## Problem to solve:
Quote the part of the NHibernate excerpt below starting at "As it is above" and ending at "way around it.".

## Excerpt provided:
-- Opening Marker --
As it is above it allows you the following:

  1. Delete a Person and only delete the entry in the association table without deleting any of the Notes
  2. Delete an Note and only delete the entry in the association table without deleting any of the Person entities
  3. Save with Cascades from only the Person side by populating the Person.Notes collection and saving the Person.
  4. Since the inverse=true is necessary in the Note.People there isn't a way to do cascading save from this side. By populating the Note.People collection and then saving the Note object you will get an insert to the Note table and an insert to the Person table but no insert to the association table. I guess this is how NHibernate works and I haven't yet found a way around it.
  5. You can cascade save entries in the association table only explicitly by adding new items in the PersonNotes collection of the Note entity.

All the above are tested with unit tests. You will need to create the PersonNote class mapping file and class for the above to work.

If you need another class to have notes lets say Organisation then you only ad another association table to your schema called OrgnanisationNote and you do the same as above to the Organisation mapping file and the Note mapping file.
-- Closing Marker --
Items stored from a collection
-- Opening Marker --
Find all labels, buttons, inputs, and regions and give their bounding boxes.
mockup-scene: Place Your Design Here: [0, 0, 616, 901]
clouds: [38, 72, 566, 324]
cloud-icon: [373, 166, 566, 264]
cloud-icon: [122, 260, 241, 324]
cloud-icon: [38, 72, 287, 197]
-- Closing Marker --
## Final answer:
As it is above it allows you the following:

  1. Delete a Person and only delete the entry in the association table without deleting any of the Notes
  2. Delete an Note and only delete the entry in the association table without deleting any of the Person entities
  3. Save with Cascades from only the Person side by populating the Person.Notes collection and saving the Person.
  4. Since the inverse=true is necessary in the Note.People there isn't a way to do cascading save from this side. By populating the Note.People collection and then saving the Note object you will get an insert to the Note table and an insert to the Person table but no insert to the association table. I guess this is how NHibernate works and I haven't yet found a way around it.